Document extract>

● ● ● ●

The year 2012, the end of the Mayan calendar and a bit about measuring time…

There is a lot of talk these days about the year 2012, and the fact that the ancient Mayan calendar, stops abruptly at the year 2012.

At first, the messengers of doom and gloom among us, were all too happy to announce the end of time, and that our planet is at the end of its living cycle.
After all…the ancient wise Mayan people said so….

A lot of evangelist preachers who believe in the wrath of God and in judgement day and the end of time, were all too happy to jump on the wagon and to call people to repent, and to “accept” Jesus before the day of reckoning comes.

Even New age thinkers and spiritual people who believe that life is much more gentle than this, and that this is not the end, still concluded that it is a “spiritual end” and a beginning of a “new era” that will come on Dec 21 2012

I have been keeping quiet about this subject for a long time… But now I can hold my breath no longer and I will speak my peace.

What amazes me first, is that people do not doubt the wisdom of drawing conclusions from a civilization that drove itself into extinction.

They may have had many artistic, cultural wisdom and other advancements, but maybe… Just maybe…. their calendar and methods of measuring time, were not among their strengths….

The second thing that I wish to point, is that many ancient civilizations on the earth, have used many different systems to measure time and each created different calendars based on their own special needs and beliefs.

Calendars are usually based on the cyclical movements of one or more of the celestial bodies, like the sun and the moon.

The Gregorian calendar that is used by the West and internationally today, is based on the sun.

The ancient Egyptian as well as the Islamic calendar, are based on the moon.

The Chinese calendar is dually based on both the sun, the moon, and during certain periods in ancient China, even on the planet Jupiter.

● ● ● ●

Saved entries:

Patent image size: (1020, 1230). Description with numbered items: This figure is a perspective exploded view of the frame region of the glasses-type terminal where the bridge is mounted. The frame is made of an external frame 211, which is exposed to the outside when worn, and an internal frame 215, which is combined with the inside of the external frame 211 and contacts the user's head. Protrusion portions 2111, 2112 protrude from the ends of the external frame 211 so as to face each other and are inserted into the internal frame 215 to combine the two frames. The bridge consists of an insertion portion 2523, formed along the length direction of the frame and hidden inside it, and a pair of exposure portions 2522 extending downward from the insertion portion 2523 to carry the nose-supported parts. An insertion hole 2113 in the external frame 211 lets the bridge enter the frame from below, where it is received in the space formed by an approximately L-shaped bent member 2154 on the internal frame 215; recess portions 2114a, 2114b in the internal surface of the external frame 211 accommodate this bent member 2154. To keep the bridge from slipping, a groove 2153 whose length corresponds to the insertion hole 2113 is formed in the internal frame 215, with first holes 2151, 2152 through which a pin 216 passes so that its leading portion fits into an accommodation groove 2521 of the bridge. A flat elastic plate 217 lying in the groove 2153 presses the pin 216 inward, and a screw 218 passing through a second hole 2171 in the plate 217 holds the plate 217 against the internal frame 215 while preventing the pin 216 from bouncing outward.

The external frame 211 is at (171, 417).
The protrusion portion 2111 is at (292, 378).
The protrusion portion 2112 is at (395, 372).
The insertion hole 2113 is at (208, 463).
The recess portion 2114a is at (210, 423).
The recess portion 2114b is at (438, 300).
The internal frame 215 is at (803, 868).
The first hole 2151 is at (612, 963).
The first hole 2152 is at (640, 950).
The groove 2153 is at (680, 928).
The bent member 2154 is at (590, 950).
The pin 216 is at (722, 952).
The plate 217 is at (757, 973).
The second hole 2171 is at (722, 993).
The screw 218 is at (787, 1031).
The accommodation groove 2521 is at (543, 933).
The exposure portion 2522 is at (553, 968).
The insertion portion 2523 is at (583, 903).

● ● ● ●

Tasks>
[a] Copy the essay on the 2012 Mayan calendar in full, word for word.
[b] Please render the records as a numbered list, from their first line up to and including the line that contains "The first hole 2151 is at (612, 963).", leaving out blank lines.

Task results>
[a]
The year 2012, the end of the Mayan calendar and a bit about measuring time…

There is a lot of talk these days about the year 2012, and the fact that the ancient Mayan calendar, stops abruptly at the year 2012.

At first, the messengers of doom and gloom among us, were all too happy to announce the end of time, and that our planet is at the end of its living cycle.
After all…the ancient wise Mayan people said so….

A lot of evangelist preachers who believe in the wrath of God and in judgement day and the end of time, were all too happy to jump on the wagon and to call people to repent, and to “accept” Jesus before the day of reckoning comes.

Even New age thinkers and spiritual people who believe that life is much more gentle than this, and that this is not the end, still concluded that it is a “spiritual end” and a beginning of a “new era” that will come on Dec 21 2012

I have been keeping quiet about this subject for a long time… But now I can hold my breath no longer and I will speak my peace.

What amazes me first, is that people do not doubt the wisdom of drawing conclusions from a civilization that drove itself into extinction.

They may have had many artistic, cultural wisdom and other advancements, but maybe… Just maybe…. their calendar and methods of measuring time, were not among their strengths….

The second thing that I wish to point, is that many ancient civilizations on the earth, have used many different systems to measure time and each created different calendars based on their own special needs and beliefs.

Calendars are usually based on the cyclical movements of one or more of the celestial bodies, like the sun and the moon.

The Gregorian calendar that is used by the West and internationally today, is based on the sun.

The ancient Egyptian as well as the Islamic calendar, are based on the moon.

The Chinese calendar is dually based on both the sun, the moon, and during certain periods in ancient China, even on the planet Jupiter.

[b]
1. Patent image size: (1020, 1230). Description with numbered items: This figure is a perspective exploded view of the frame region of the glasses-type terminal where the bridge is mounted. The frame is made of an external frame 211, which is exposed to the outside when worn, and an internal frame 215, which is combined with the inside of the external frame 211 and contacts the user's head. Protrusion portions 2111, 2112 protrude from the ends of the external frame 211 so as to face each other and are inserted into the internal frame 215 to combine the two frames. The bridge consists of an insertion portion 2523, formed along the length direction of the frame and hidden inside it, and a pair of exposure portions 2522 extending downward from the insertion portion 2523 to carry the nose-supported parts. An insertion hole 2113 in the external frame 211 lets the bridge enter the frame from below, where it is received in the space formed by an approximately L-shaped bent member 2154 on the internal frame 215; recess portions 2114a, 2114b in the internal surface of the external frame 211 accommodate this bent member 2154. To keep the bridge from slipping, a groove 2153 whose length corresponds to the insertion hole 2113 is formed in the internal frame 215, with first holes 2151, 2152 through which a pin 216 passes so that its leading portion fits into an accommodation groove 2521 of the bridge. A flat elastic plate 217 lying in the groove 2153 presses the pin 216 inward, and a screw 218 passing through a second hole 2171 in the plate 217 holds the plate 217 against the internal frame 215 while preventing the pin 216 from bouncing outward.
2. The external frame 211 is at (171, 417).
3. The protrusion portion 2111 is at (292, 378).
4. The protrusion portion 2112 is at (395, 372).
5. The insertion hole 2113 is at (208, 463).
6. The recess portion 2114a is at (210, 423).
7. The recess portion 2114b is at (438, 300).
8. The internal frame 215 is at (803, 868).
9. The first hole 2151 is at (612, 963).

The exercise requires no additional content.